EXERCISE AIM -> Collect every line that includes the string "asegurarse".

EXCERPTED DATA ->
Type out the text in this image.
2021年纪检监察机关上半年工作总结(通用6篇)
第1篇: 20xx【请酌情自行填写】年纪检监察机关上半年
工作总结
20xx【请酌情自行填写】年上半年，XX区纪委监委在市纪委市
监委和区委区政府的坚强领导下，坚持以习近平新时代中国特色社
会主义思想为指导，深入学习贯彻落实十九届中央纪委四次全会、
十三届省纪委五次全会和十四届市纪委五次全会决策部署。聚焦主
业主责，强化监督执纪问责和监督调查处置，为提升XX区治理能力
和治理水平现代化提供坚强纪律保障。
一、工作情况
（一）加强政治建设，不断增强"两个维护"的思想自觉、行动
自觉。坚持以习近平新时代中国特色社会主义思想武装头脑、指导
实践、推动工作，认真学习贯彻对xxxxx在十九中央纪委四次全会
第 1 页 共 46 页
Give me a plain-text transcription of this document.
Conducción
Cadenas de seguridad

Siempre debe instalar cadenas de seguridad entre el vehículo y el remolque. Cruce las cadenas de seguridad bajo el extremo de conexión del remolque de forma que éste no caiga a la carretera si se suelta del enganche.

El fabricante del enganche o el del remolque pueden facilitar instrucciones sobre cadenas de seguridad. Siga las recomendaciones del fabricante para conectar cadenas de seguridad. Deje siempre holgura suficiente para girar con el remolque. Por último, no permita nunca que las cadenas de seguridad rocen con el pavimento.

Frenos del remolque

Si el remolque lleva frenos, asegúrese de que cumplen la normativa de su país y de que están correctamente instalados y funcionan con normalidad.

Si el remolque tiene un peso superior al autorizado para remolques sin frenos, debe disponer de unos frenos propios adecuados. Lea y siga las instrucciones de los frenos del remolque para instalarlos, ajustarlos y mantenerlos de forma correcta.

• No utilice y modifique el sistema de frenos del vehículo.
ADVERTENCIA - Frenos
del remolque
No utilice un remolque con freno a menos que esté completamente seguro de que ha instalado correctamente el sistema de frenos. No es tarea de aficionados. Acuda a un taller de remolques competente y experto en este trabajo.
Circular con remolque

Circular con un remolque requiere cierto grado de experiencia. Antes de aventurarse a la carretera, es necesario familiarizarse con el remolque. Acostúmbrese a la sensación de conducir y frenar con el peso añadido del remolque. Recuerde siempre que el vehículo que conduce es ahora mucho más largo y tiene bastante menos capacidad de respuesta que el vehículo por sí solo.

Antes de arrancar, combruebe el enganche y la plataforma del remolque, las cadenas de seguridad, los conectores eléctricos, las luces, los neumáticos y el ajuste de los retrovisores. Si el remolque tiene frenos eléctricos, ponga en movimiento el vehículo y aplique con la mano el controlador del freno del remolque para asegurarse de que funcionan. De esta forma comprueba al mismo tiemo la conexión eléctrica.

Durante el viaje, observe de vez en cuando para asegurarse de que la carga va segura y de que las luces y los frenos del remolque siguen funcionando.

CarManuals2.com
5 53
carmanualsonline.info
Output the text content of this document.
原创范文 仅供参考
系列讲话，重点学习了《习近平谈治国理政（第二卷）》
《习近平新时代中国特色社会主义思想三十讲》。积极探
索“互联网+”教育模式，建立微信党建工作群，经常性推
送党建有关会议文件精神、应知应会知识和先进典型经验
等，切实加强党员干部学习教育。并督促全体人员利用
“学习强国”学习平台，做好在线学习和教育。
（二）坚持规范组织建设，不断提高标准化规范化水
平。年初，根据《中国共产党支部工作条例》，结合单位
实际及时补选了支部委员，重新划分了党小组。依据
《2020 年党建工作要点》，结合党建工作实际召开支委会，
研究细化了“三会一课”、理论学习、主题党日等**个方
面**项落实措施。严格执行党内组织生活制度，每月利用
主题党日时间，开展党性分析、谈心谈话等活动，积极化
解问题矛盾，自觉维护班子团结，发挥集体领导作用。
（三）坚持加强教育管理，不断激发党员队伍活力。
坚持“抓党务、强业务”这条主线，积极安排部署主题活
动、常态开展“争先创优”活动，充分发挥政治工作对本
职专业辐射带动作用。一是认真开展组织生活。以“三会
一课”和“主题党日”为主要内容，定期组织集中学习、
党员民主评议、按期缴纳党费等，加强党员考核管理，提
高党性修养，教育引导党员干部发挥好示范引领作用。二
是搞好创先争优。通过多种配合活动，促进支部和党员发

TASK SOLUTION ->
Antes de arrancar, combruebe el enganche y la plataforma del remolque, las cadenas de seguridad, los conectores eléctricos, las luces, los neumáticos y el ajuste de los retrovisores. Si el remolque tiene frenos eléctricos, ponga en movimiento el vehículo y aplique con la mano el controlador del freno del remolque para asegurarse de que funcionan. De esta forma comprueba al mismo tiemo la conexión eléctrica.
Durante el viaje, observe de vez en cuando para asegurarse de que la carga va segura y de que las luces y los frenos del remolque siguen funcionando.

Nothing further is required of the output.